• _RECORDS FOR THE TASK_:

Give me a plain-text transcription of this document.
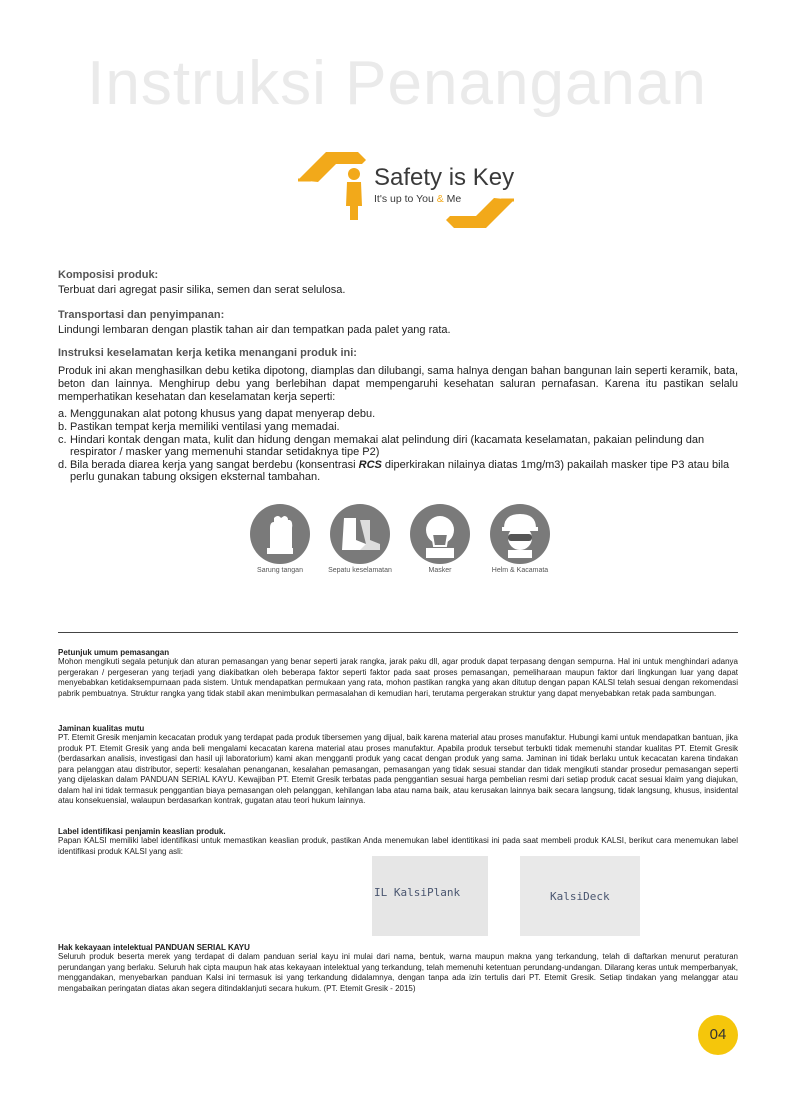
Instruksi Penanganan
Safety is Key
It's up to You & Me
Komposisi produk:
Terbuat dari agregat pasir silika, semen dan serat selulosa.
Transportasi dan penyimpanan:
Lindungi lembaran dengan plastik tahan air dan tempatkan pada palet yang rata.
Instruksi keselamatan kerja ketika menangani produk ini:
Produk ini akan menghasilkan debu ketika dipotong, diamplas dan dilubangi, sama halnya dengan bahan bangunan lain seperti keramik, bata, beton dan lainnya. Menghirup debu yang berlebihan dapat mempengaruhi kesehatan saluran pernafasan. Karena itu pastikan selalu memperhatikan kesehatan dan keselamatan kerja seperti:
a. Menggunakan alat potong khusus yang dapat menyerap debu.
b. Pastikan tempat kerja memiliki ventilasi yang memadai.
c. Hindari kontak dengan mata, kulit dan hidung dengan memakai alat pelindung diri (kacamata keselamatan, pakaian pelindung dan respirator / masker yang memenuhi standar setidaknya tipe P2)
d. Bila berada diarea kerja yang sangat berdebu (konsentrasi RCS diperkirakan nilainya diatas 1mg/m3) pakailah masker tipe P3 atau bila perlu gunakan tabung oksigen eksternal tambahan.
Sarung tangan	Sepatu keselamatan	Masker	Helm & Kacamata
Petunjuk umum pemasangan
Mohon mengikuti segala petunjuk dan aturan pemasangan yang benar seperti jarak rangka, jarak paku dll, agar produk dapat terpasang dengan sempurna. Hal ini untuk menghindari adanya pergerakan / pergeseran yang terjadi yang diakibatkan oleh beberapa faktor seperti faktor pada saat proses pemasangan, pemeliharaan maupun faktor dari lingkungan luar yang dapat menyebabkan ketidaksempurnaan pada sistem. Untuk mendapatkan permukaan yang rata, mohon pastikan rangka yang akan ditutup dengan papan KALSI telah sesuai dengan rekomendasi pabrik pembuatnya. Struktur rangka yang tidak stabil akan menimbulkan permasalahan di kemudian hari, terutama pergerakan struktur yang dapat menyebabkan retak pada sambungan.
Jaminan kualitas mutu
PT. Etemit Gresik menjamin kecacatan produk yang terdapat pada produk tibersemen yang dijual, baik karena material atau proses manufaktur. Hubungi kami untuk mendapatkan bantuan, jika produk PT. Etemit Gresik yang anda beli mengalami kecacatan karena material atau proses manufaktur. Apabila produk tersebut terbukti tidak memenuhi standar kualitas PT. Etemit Gresik (berdasarkan analisis, investigasi dan hasil uji laboratorium) kami akan mengganti produk yang cacat dengan produk yang sama. Jaminan ini tidak berlaku untuk kecacatan karena tindakan para pelanggan atau distributor, seperti: kesalahan penanganan, kesalahan pemasangan, pemasangan yang tidak sesuai standar dan tidak mengikuti standar prosedur pemasangan seperti yang dijelaskan dalam PANDUAN SERIAL KAYU. Kewajiban PT. Etemit Gresik terbatas pada penggantian sesuai harga pembelian resmi dari setiap produk cacat sesuai klaim yang diajukan, dalam hal ini tidak termasuk penggantian biaya pemasangan oleh pelanggan, kehilangan laba atau nama baik, atau kerusakan lainnya baik secara langsung, tidak langsung, khusus, insidental atau konsekuensial, walaupun berdasarkan kontrak, gugatan atau teori hukum lainnya.
Label identifikasi penjamin keaslian produk.
Papan KALSI memiliki label identifikasi untuk memastikan keaslian produk, pastikan Anda menemukan label identitikasi ini pada saat membeli produk KALSI, berikut cara menemukan label identifikasi produk KALSI yang asli:
IL KalsiPlank	KalsiDeck
Hak kekayaan intelektual PANDUAN SERIAL KAYU
Seluruh produk beserta merek yang terdapat di dalam panduan serial kayu ini mulai dari nama, bentuk, warna maupun makna yang terkandung, telah di daftarkan menurut peraturan perundangan yang berlaku. Seluruh hak cipta maupun hak atas kekayaan intelektual yang terkandung, telah memenuhi ketentuan perundang-undangan. Dilarang keras untuk memperbanyak, menggandakan, menyebarkan panduan Kalsi ini termasuk isi yang terkandung didalamnya, dengan tanpa ada izin tertulis dari PT. Etemit Gresik. Setiap tindakan yang melanggar atau mengabaikan peringatan diatas akan segera ditindaklanjuti secara hukum. (PT. Etemit Gresik - 2015)
04
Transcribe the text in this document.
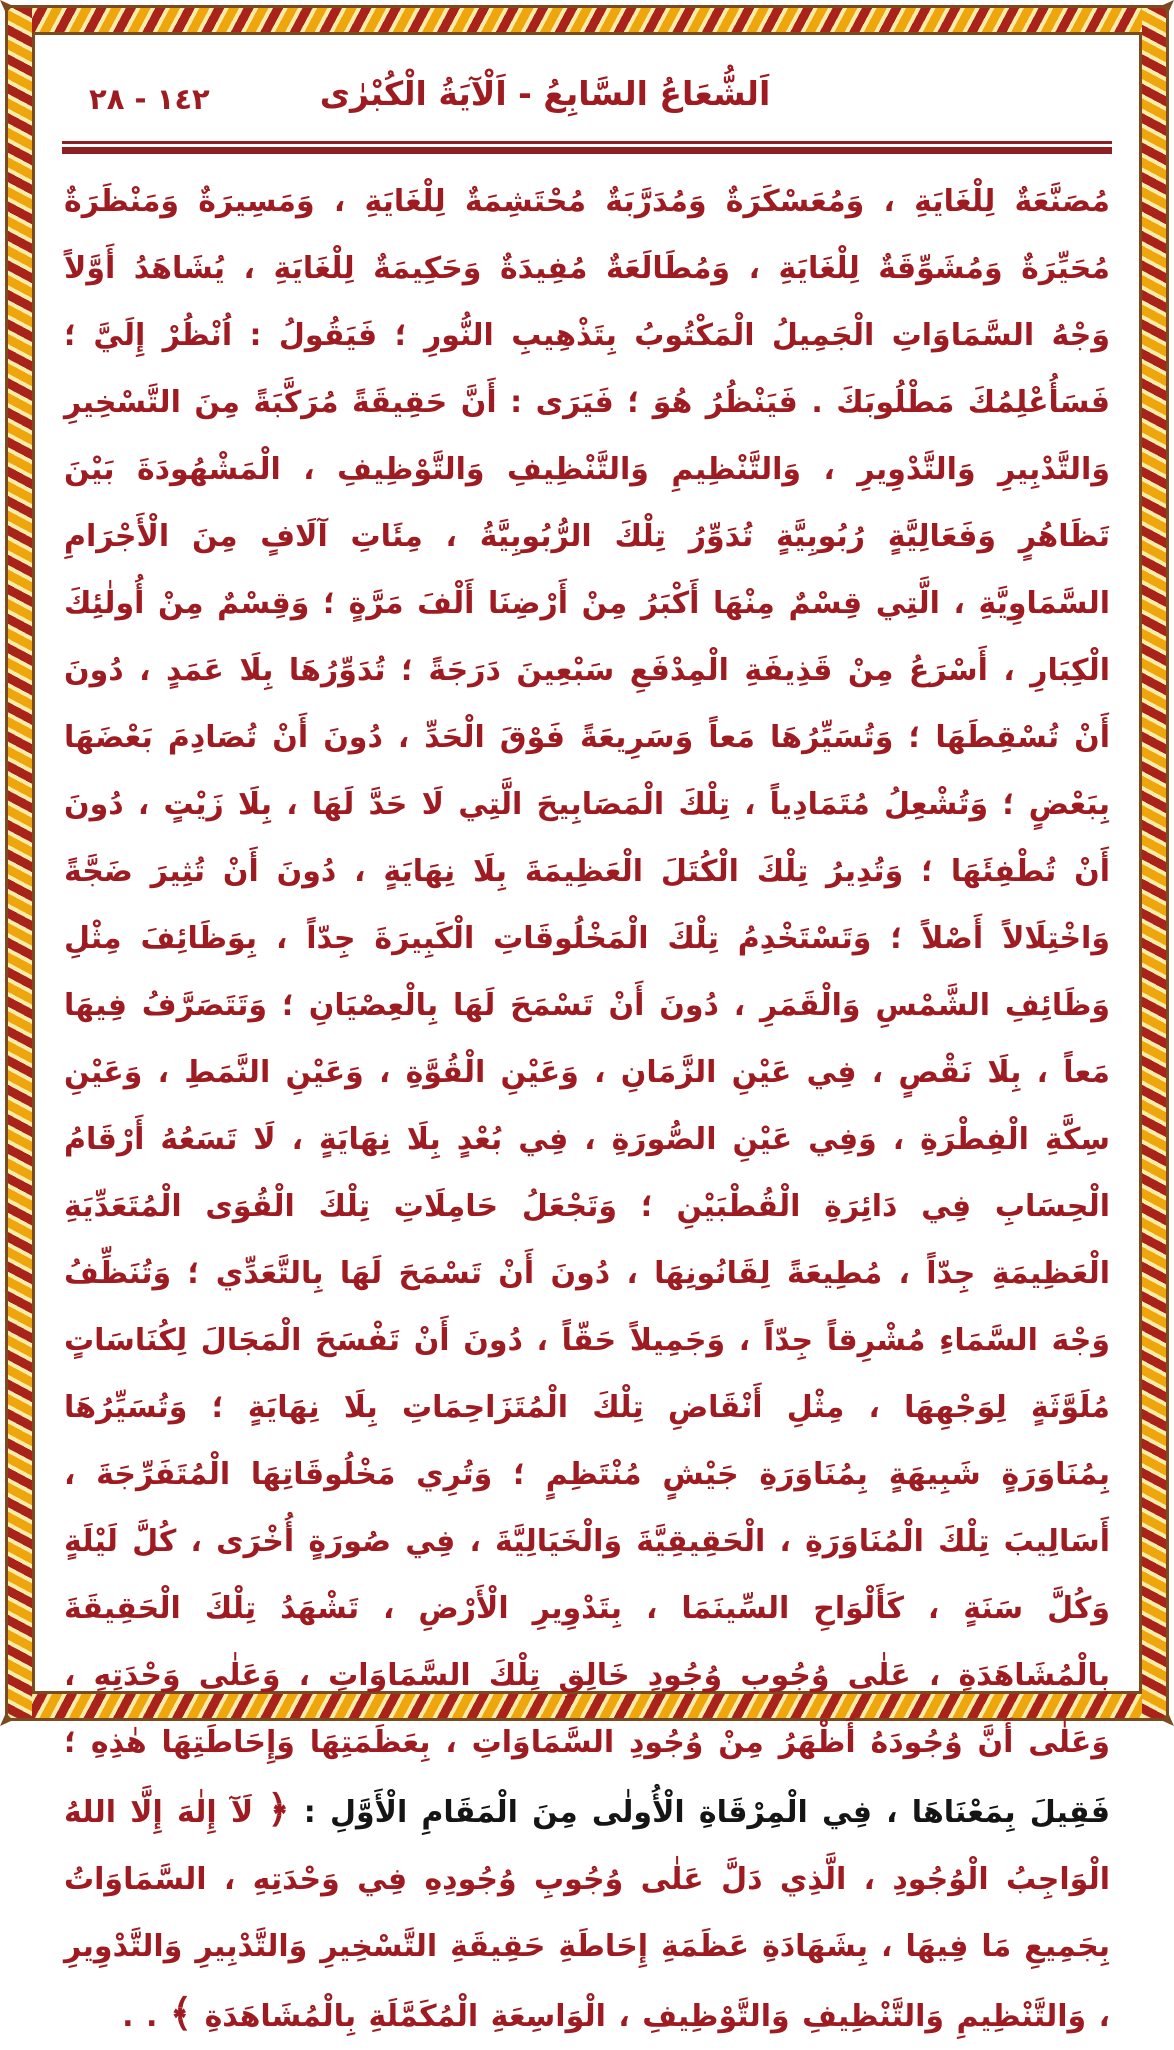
اَلشُّعَاعُ السَّابِعُ - اَلْآيَةُ الْكُبْرٰى
١٤٢ - ٢٨

مُصَنَّعَةٌ لِلْغَايَةِ ، وَمُعَسْكَرَةٌ وَمُدَرَّبَةٌ مُحْتَشِمَةٌ لِلْغَايَةِ ، وَمَسِيرَةٌ وَمَنْظَرَةٌ مُحَيِّرَةٌ وَمُشَوِّقَةٌ لِلْغَايَةِ ، وَمُطَالَعَةٌ مُفِيدَةٌ وَحَكِيمَةٌ لِلْغَايَةِ ، يُشَاهَدُ أَوَّلاً وَجْهُ السَّمَاوَاتِ الْجَمِيلُ الْمَكْتُوبُ بِتَذْهِيبِ النُّورِ ؛ فَيَقُولُ : اُنْظُرْ إِلَيَّ ؛ فَسَأُعْلِمُكَ مَطْلُوبَكَ . فَيَنْظُرُ هُوَ ؛ فَيَرَى : أَنَّ حَقِيقَةً مُرَكَّبَةً مِنَ التَّسْخِيرِ وَالتَّدْبِيرِ وَالتَّدْوِيرِ ، وَالتَّنْظِيمِ وَالتَّنْظِيفِ وَالتَّوْظِيفِ ، الْمَشْهُودَةَ بَيْنَ تَظَاهُرٍ وَفَعَالِيَّةٍ رُبُوبِيَّةٍ تُدَوِّرُ تِلْكَ الرُّبُوبِيَّةُ ، مِئَاتِ آلَافٍ مِنَ الْأَجْرَامِ السَّمَاوِيَّةِ ، الَّتِي قِسْمٌ مِنْهَا أَكْبَرُ مِنْ أَرْضِنَا أَلْفَ مَرَّةٍ ؛ وَقِسْمٌ مِنْ أُولٰئِكَ الْكِبَارِ ، أَسْرَعُ مِنْ قَذِيفَةِ الْمِدْفَعِ سَبْعِينَ دَرَجَةً ؛ تُدَوِّرُهَا بِلَا عَمَدٍ ، دُونَ أَنْ تُسْقِطَهَا ؛ وَتُسَيِّرُهَا مَعاً وَسَرِيعَةً فَوْقَ الْحَدِّ ، دُونَ أَنْ تُصَادِمَ بَعْضَهَا بِبَعْضٍ ؛ وَتُشْعِلُ مُتَمَادِياً ، تِلْكَ الْمَصَابِيحَ الَّتِي لَا حَدَّ لَهَا ، بِلَا زَيْتٍ ، دُونَ أَنْ تُطْفِئَهَا ؛ وَتُدِيرُ تِلْكَ الْكُتَلَ الْعَظِيمَةَ بِلَا نِهَايَةٍ ، دُونَ أَنْ تُثِيرَ ضَجَّةً وَاخْتِلَالاً أَصْلاً ؛ وَتَسْتَخْدِمُ تِلْكَ الْمَخْلُوقَاتِ الْكَبِيرَةَ جِدّاً ، بِوَظَائِفَ مِثْلِ وَظَائِفِ الشَّمْسِ وَالْقَمَرِ ، دُونَ أَنْ تَسْمَحَ لَهَا بِالْعِصْيَانِ ؛ وَتَتَصَرَّفُ فِيهَا مَعاً ، بِلَا نَقْصٍ ، فِي عَيْنِ الزَّمَانِ ، وَعَيْنِ الْقُوَّةِ ، وَعَيْنِ النَّمَطِ ، وَعَيْنِ سِكَّةِ الْفِطْرَةِ ، وَفِي عَيْنِ الصُّورَةِ ، فِي بُعْدٍ بِلَا نِهَايَةٍ ، لَا تَسَعُهُ أَرْقَامُ الْحِسَابِ فِي دَائِرَةِ الْقُطْبَيْنِ ؛ وَتَجْعَلُ حَامِلَاتِ تِلْكَ الْقُوَى الْمُتَعَدِّيَةِ الْعَظِيمَةِ جِدّاً ، مُطِيعَةً لِقَانُونِهَا ، دُونَ أَنْ تَسْمَحَ لَهَا بِالتَّعَدِّي ؛ وَتُنَظِّفُ وَجْهَ السَّمَاءِ مُشْرِقاً جِدّاً ، وَجَمِيلاً حَقّاً ، دُونَ أَنْ تَفْسَحَ الْمَجَالَ لِكُنَاسَاتٍ مُلَوَّثَةٍ لِوَجْهِهَا ، مِثْلِ أَنْقَاضِ تِلْكَ الْمُتَزَاحِمَاتِ بِلَا نِهَايَةٍ ؛ وَتُسَيِّرُهَا بِمُنَاوَرَةٍ شَبِيهَةٍ بِمُنَاوَرَةِ جَيْشٍ مُنْتَظِمٍ ؛ وَتُرِي مَخْلُوقَاتِهَا الْمُتَفَرِّجَةَ ، أَسَالِيبَ تِلْكَ الْمُنَاوَرَةِ ، الْحَقِيقِيَّةَ وَالْخَيَالِيَّةَ ، فِي صُورَةٍ أُخْرَى ، كُلَّ لَيْلَةٍ وَكُلَّ سَنَةٍ ، كَأَلْوَاحِ السِّينَمَا ، بِتَدْوِيرِ الْأَرْضِ ، تَشْهَدُ تِلْكَ الْحَقِيقَةَ بِالْمُشَاهَدَةِ ، عَلٰى وُجُوبِ وُجُودِ خَالِقِ تِلْكَ السَّمَاوَاتِ ، وَعَلٰى وَحْدَتِهِ ، وَعَلٰى أَنَّ وُجُودَهُ أَظْهَرُ مِنْ وُجُودِ السَّمَاوَاتِ ، بِعَظَمَتِهَا وَإِحَاطَتِهَا هٰذِهِ ؛ فَقِيلَ بِمَعْنَاهَا ، فِي الْمِرْقَاةِ الْأُولٰى مِنَ الْمَقَامِ الْأَوَّلِ : ﴿ لَآ إِلٰهَ إِلَّا اللهُ الْوَاجِبُ الْوُجُودِ ، الَّذِي دَلَّ عَلٰى وُجُوبِ وُجُودِهِ فِي وَحْدَتِهِ ، السَّمَاوَاتُ بِجَمِيعِ مَا فِيهَا ، بِشَهَادَةِ عَظَمَةِ إِحَاطَةِ حَقِيقَةِ التَّسْخِيرِ وَالتَّدْبِيرِ وَالتَّدْوِيرِ ، وَالتَّنْظِيمِ وَالتَّنْظِيفِ وَالتَّوْظِيفِ ، الْوَاسِعَةِ الْمُكَمَّلَةِ بِالْمُشَاهَدَةِ ﴾ . .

• _WHAT THE TASK REQUIRES_: Reproduce each line of the material containing the word "this".

• _FULL ANSWER_:
Give me a plain-text transcription of this document.
Transcribe the text in this document.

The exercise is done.